--- Data provided ---
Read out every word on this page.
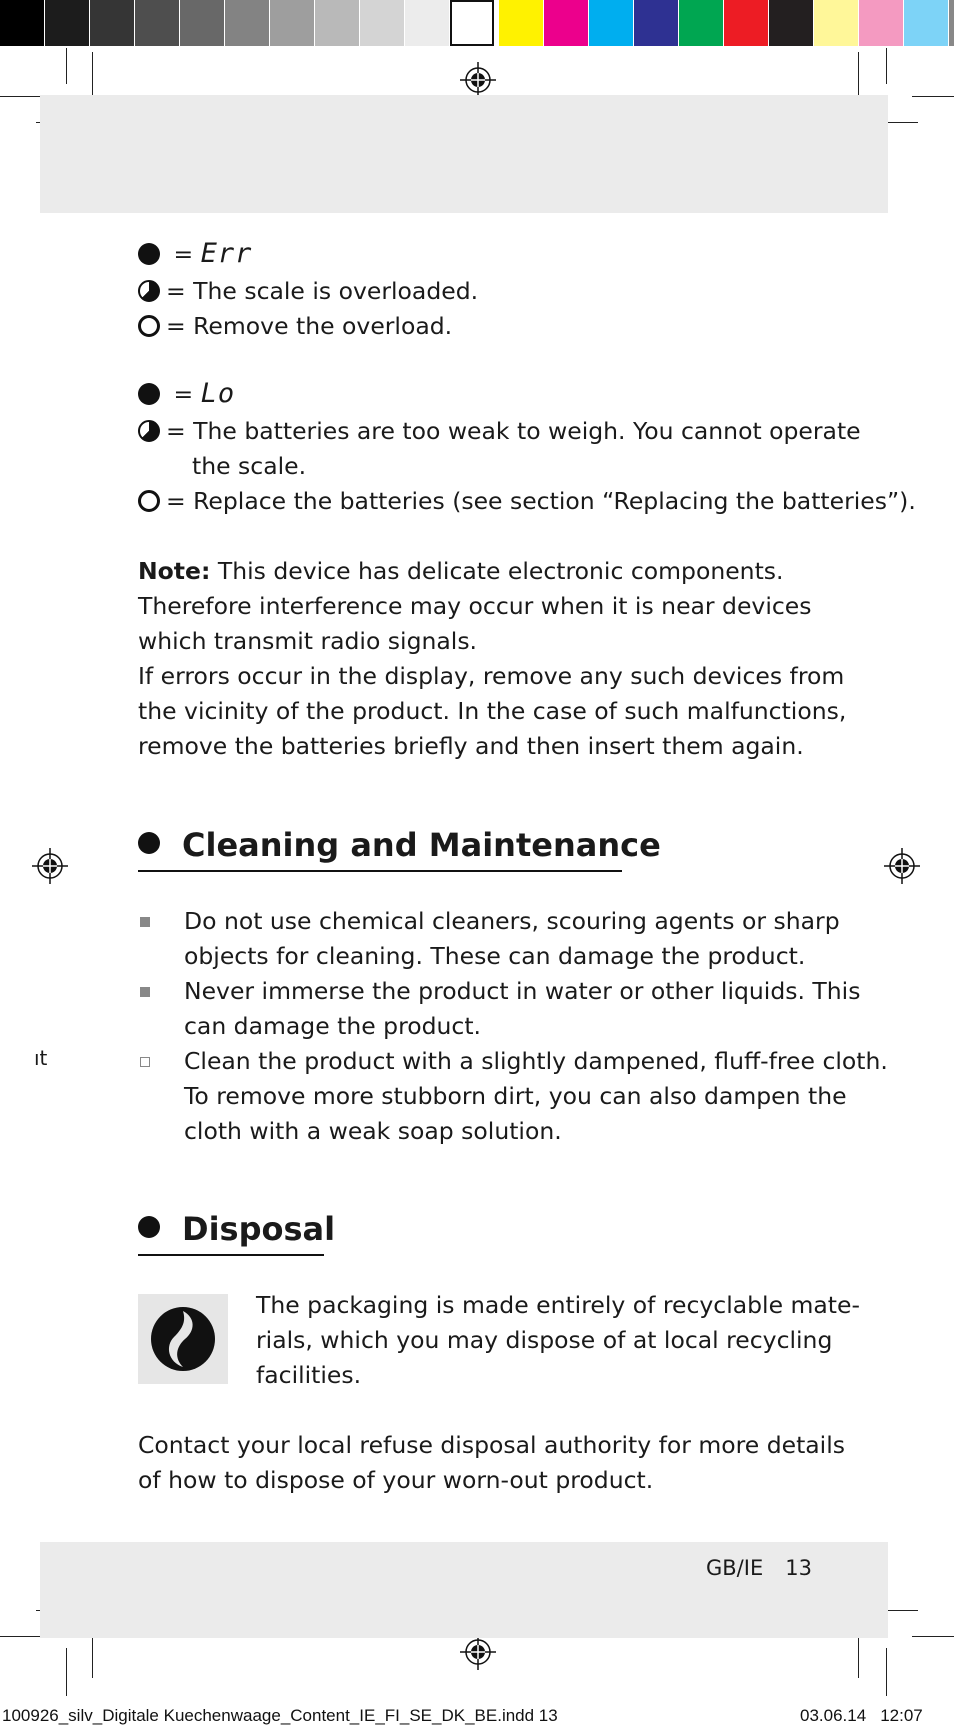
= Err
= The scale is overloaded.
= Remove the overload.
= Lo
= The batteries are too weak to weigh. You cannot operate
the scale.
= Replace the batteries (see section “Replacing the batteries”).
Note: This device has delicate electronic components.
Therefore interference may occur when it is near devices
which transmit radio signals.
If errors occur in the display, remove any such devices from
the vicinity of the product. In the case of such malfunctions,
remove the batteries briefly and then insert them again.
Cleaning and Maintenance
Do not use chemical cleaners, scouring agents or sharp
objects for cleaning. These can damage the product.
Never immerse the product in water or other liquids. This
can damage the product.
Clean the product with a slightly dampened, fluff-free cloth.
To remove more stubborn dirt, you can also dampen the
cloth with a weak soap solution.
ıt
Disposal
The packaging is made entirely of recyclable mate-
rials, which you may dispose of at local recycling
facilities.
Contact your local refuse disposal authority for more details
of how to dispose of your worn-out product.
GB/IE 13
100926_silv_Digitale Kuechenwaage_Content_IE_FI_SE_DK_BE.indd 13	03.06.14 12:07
---
Repeat the listing in full and exactly. Leave any pictures out.

Read out every word on this page.
= Err
= The scale is overloaded.
= Remove the overload.
= Lo
= The batteries are too weak to weigh. You cannot operate
the scale.
= Replace the batteries (see section “Replacing the batteries”).
Note: This device has delicate electronic components.
Therefore interference may occur when it is near devices
which transmit radio signals.
If errors occur in the display, remove any such devices from
the vicinity of the product. In the case of such malfunctions,
remove the batteries briefly and then insert them again.
Cleaning and Maintenance
Do not use chemical cleaners, scouring agents or sharp
objects for cleaning. These can damage the product.
Never immerse the product in water or other liquids. This
can damage the product.
Clean the product with a slightly dampened, fluff-free cloth.
To remove more stubborn dirt, you can also dampen the
cloth with a weak soap solution.
ıt
Disposal
The packaging is made entirely of recyclable mate-
rials, which you may dispose of at local recycling
facilities.
Contact your local refuse disposal authority for more details
of how to dispose of your worn-out product.
GB/IE 13
100926_silv_Digitale Kuechenwaage_Content_IE_FI_SE_DK_BE.indd 13	03.06.14 12:07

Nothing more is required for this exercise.